*Set task*. Copy out every line of the records where the string "JSON" occurs.
═══ Input for this task
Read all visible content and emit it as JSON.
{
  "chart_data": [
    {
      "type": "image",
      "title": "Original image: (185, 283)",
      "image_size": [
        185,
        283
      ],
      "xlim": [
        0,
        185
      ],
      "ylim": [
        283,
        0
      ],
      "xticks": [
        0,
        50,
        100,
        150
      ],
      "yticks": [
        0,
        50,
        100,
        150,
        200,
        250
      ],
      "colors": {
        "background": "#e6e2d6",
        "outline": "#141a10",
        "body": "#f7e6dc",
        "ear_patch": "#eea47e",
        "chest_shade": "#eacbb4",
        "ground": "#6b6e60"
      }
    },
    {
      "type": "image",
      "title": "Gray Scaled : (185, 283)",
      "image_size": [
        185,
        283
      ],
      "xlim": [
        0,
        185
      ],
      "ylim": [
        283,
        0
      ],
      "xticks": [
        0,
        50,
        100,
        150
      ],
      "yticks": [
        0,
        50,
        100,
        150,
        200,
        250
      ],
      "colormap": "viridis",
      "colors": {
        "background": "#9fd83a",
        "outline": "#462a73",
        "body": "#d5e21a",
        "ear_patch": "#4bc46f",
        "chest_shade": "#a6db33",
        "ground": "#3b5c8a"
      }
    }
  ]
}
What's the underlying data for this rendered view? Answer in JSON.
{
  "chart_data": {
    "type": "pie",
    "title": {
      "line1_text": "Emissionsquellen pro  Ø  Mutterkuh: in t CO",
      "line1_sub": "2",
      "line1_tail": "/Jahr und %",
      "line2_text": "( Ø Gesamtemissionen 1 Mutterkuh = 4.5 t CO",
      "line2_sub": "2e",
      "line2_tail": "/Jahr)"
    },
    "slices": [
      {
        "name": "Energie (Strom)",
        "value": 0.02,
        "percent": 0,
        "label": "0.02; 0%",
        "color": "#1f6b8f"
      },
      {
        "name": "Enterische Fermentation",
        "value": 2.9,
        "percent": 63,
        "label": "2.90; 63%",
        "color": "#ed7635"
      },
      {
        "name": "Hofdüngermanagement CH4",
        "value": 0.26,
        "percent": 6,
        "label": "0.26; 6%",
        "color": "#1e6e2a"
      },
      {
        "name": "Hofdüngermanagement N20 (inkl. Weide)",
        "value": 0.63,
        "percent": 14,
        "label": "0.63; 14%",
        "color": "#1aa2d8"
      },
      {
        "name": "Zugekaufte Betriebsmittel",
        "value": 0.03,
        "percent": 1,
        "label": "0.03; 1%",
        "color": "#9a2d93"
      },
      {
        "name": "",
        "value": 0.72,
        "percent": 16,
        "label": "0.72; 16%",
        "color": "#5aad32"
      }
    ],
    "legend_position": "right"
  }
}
══════
*Exercise answer*.
Read all visible content and emit it as JSON.
What's the underlying data for this rendered view? Answer in JSON.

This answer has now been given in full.